# Exercise requirements
Go through the material below and copy each line where the word "color" appears.

----------------

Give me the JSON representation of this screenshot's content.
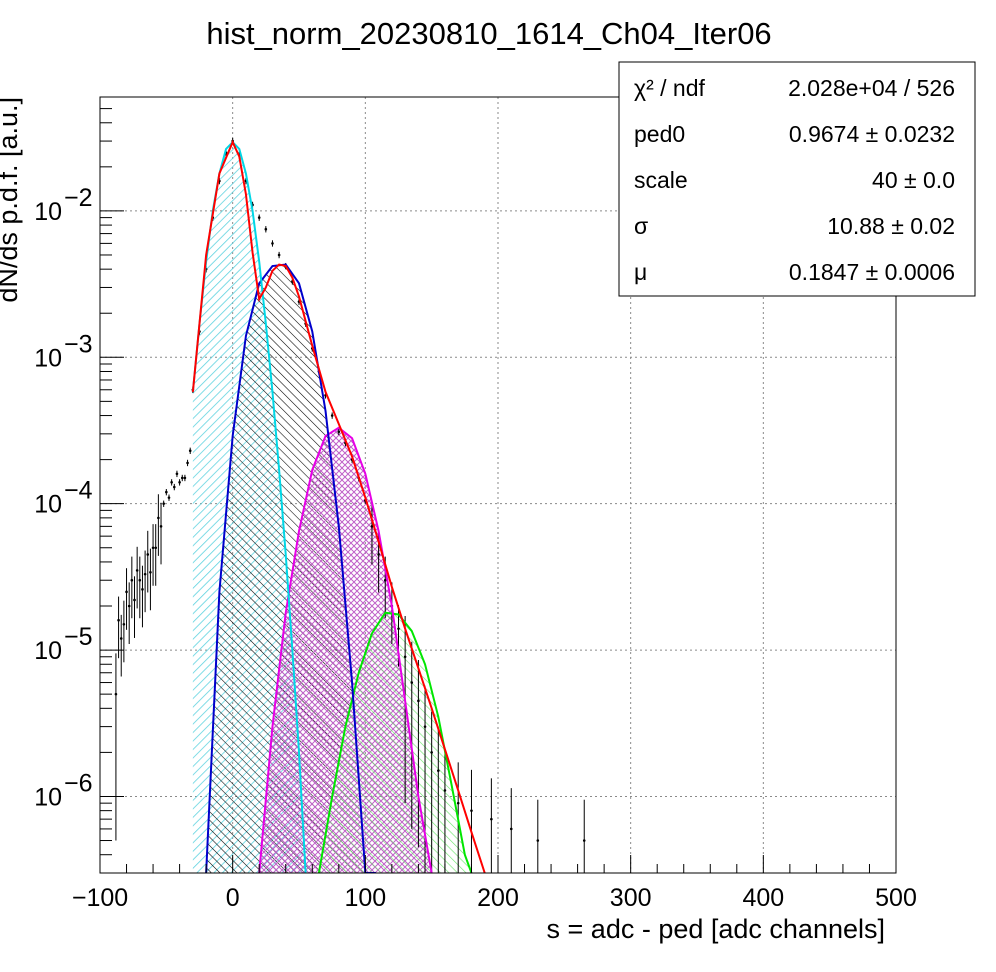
{
  "chart_data": {
    "type": "scatter",
    "title": "hist_norm_20230810_1614_Ch04_Iter06",
    "xlabel": "s = adc - ped [adc channels]",
    "ylabel": "dN/ds p.d.f. [a.u.]",
    "xlim": [
      -100,
      500
    ],
    "ylim": [
      3e-07,
      0.06
    ],
    "y_scale": "log",
    "grid": true,
    "x_ticks": [
      {
        "value": -100,
        "label": "−100"
      },
      {
        "value": 0,
        "label": "0"
      },
      {
        "value": 100,
        "label": "100"
      },
      {
        "value": 200,
        "label": "200"
      },
      {
        "value": 300,
        "label": "300"
      },
      {
        "value": 400,
        "label": "400"
      },
      {
        "value": 500,
        "label": "500"
      }
    ],
    "y_ticks": [
      {
        "value": 0.01,
        "base": "10",
        "exp": "−2"
      },
      {
        "value": 0.001,
        "base": "10",
        "exp": "−3"
      },
      {
        "value": 0.0001,
        "base": "10",
        "exp": "−4"
      },
      {
        "value": 1e-05,
        "base": "10",
        "exp": "−5"
      },
      {
        "value": 1e-06,
        "base": "10",
        "exp": "−6"
      }
    ],
    "stats_box": {
      "rows": [
        {
          "label": "χ² / ndf",
          "value": "2.028e+04 / 526"
        },
        {
          "label": "ped0",
          "value": "0.9674 ± 0.0232"
        },
        {
          "label": "scale",
          "value": "40 ± 0.0"
        },
        {
          "label": "σ",
          "value": "10.88 ± 0.02"
        },
        {
          "label": "μ",
          "value": "0.1847 ± 0.0006"
        }
      ]
    },
    "histogram_points": [
      [
        -88,
        5e-06
      ],
      [
        -86,
        1.6e-05
      ],
      [
        -84,
        1.2e-05
      ],
      [
        -82,
        1.5e-05
      ],
      [
        -80,
        2.5e-05
      ],
      [
        -78,
        2e-05
      ],
      [
        -76,
        3e-05
      ],
      [
        -74,
        2.2e-05
      ],
      [
        -72,
        3.5e-05
      ],
      [
        -70,
        3e-05
      ],
      [
        -68,
        2.6e-05
      ],
      [
        -66,
        3.3e-05
      ],
      [
        -64,
        4.5e-05
      ],
      [
        -62,
        3.4e-05
      ],
      [
        -60,
        5e-05
      ],
      [
        -58,
        5e-05
      ],
      [
        -56,
        8e-05
      ],
      [
        -54,
        7e-05
      ],
      [
        -52,
        0.0001
      ],
      [
        -50,
        0.00012
      ],
      [
        -48,
        0.00011
      ],
      [
        -46,
        0.00014
      ],
      [
        -44,
        0.00013
      ],
      [
        -42,
        0.00016
      ],
      [
        -40,
        0.00014
      ],
      [
        -38,
        0.00015
      ],
      [
        -36,
        0.00015
      ],
      [
        -34,
        0.00019
      ],
      [
        -32,
        0.00023
      ],
      [
        -30,
        0.0006
      ],
      [
        -25,
        0.0015
      ],
      [
        -20,
        0.004
      ],
      [
        -15,
        0.009
      ],
      [
        -10,
        0.016
      ],
      [
        -5,
        0.025
      ],
      [
        0,
        0.03
      ],
      [
        5,
        0.024
      ],
      [
        10,
        0.016
      ],
      [
        15,
        0.011
      ],
      [
        20,
        0.009
      ],
      [
        25,
        0.0075
      ],
      [
        30,
        0.006
      ],
      [
        35,
        0.005
      ],
      [
        40,
        0.0042
      ],
      [
        45,
        0.0033
      ],
      [
        50,
        0.0024
      ],
      [
        55,
        0.0017
      ],
      [
        60,
        0.00115
      ],
      [
        65,
        0.0008
      ],
      [
        70,
        0.00055
      ],
      [
        75,
        0.0004
      ],
      [
        80,
        0.00031
      ],
      [
        85,
        0.00026
      ],
      [
        90,
        0.0002
      ],
      [
        95,
        0.00015
      ],
      [
        100,
        0.000105
      ],
      [
        105,
        7e-05
      ],
      [
        110,
        4.5e-05
      ],
      [
        115,
        3e-05
      ],
      [
        120,
        2e-05
      ],
      [
        125,
        1.4e-05
      ],
      [
        130,
        9e-06
      ],
      [
        135,
        6e-06
      ],
      [
        140,
        4.5e-06
      ],
      [
        145,
        3e-06
      ],
      [
        150,
        2e-06
      ],
      [
        155,
        1.5e-06
      ],
      [
        160,
        1.1e-06
      ],
      [
        170,
        9e-07
      ],
      [
        180,
        8e-07
      ],
      [
        195,
        7e-07
      ],
      [
        210,
        6e-07
      ],
      [
        230,
        5e-07
      ],
      [
        265,
        5e-07
      ]
    ],
    "series": [
      {
        "color": "#ff0000",
        "fill": "none",
        "x": [
          -30,
          -20,
          -10,
          0,
          5,
          10,
          15,
          20,
          25,
          30,
          35,
          40,
          45,
          50,
          60,
          70,
          80,
          90,
          100,
          110,
          120,
          130,
          140,
          150,
          160,
          170,
          180,
          190
        ],
        "y": [
          0.00058,
          0.005,
          0.018,
          0.0295,
          0.0235,
          0.013,
          0.0052,
          0.0025,
          0.003,
          0.0039,
          0.0043,
          0.0042,
          0.0035,
          0.0026,
          0.0012,
          0.00058,
          0.00035,
          0.00021,
          0.00011,
          5.5e-05,
          2.7e-05,
          1.4e-05,
          7.5e-06,
          4e-06,
          2.1e-06,
          1.1e-06,
          5.7e-07,
          3e-07
        ]
      },
      {
        "color": "#00d7e6",
        "fill": "#7ed8e3",
        "x": [
          -30,
          -25,
          -20,
          -15,
          -10,
          -5,
          0,
          5,
          10,
          15,
          20,
          25,
          30,
          35,
          40,
          45,
          50,
          55
        ],
        "y": [
          0.00058,
          0.0017,
          0.0045,
          0.01,
          0.018,
          0.0265,
          0.0295,
          0.0265,
          0.018,
          0.01,
          0.0045,
          0.0017,
          0.00058,
          0.00017,
          4.5e-05,
          1e-05,
          2e-06,
          3e-07
        ]
      },
      {
        "color": "#0000cc",
        "fill": "#333333",
        "x": [
          -20,
          -10,
          0,
          10,
          20,
          30,
          40,
          50,
          60,
          70,
          80,
          90,
          100,
          108
        ],
        "y": [
          3e-07,
          2.5e-05,
          0.00029,
          0.0014,
          0.0032,
          0.0042,
          0.0043,
          0.0032,
          0.0015,
          0.00043,
          7e-05,
          6e-06,
          3e-07,
          3e-07
        ]
      },
      {
        "color": "#e600e6",
        "fill": "#c060c8",
        "x": [
          20,
          30,
          40,
          50,
          60,
          70,
          80,
          90,
          100,
          110,
          120,
          130,
          140,
          150
        ],
        "y": [
          3e-07,
          3e-06,
          1.8e-05,
          6.5e-05,
          0.00017,
          0.00029,
          0.00033,
          0.00028,
          0.00016,
          6.5e-05,
          2e-05,
          4.5e-06,
          1e-06,
          3e-07
        ]
      },
      {
        "color": "#00e600",
        "fill": "#6ce46c",
        "x": [
          65,
          75,
          85,
          95,
          105,
          115,
          125,
          135,
          145,
          155,
          165,
          175,
          180
        ],
        "y": [
          3e-07,
          1e-06,
          3e-06,
          7e-06,
          1.3e-05,
          1.8e-05,
          1.75e-05,
          1.35e-05,
          8e-06,
          3.5e-06,
          1.2e-06,
          4e-07,
          3e-07
        ]
      }
    ]
  }
}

----------------

# Solution
        "color": "#ff0000",
        "color": "#00d7e6",
        "color": "#0000cc",
        "color": "#e600e6",
        "color": "#00e600",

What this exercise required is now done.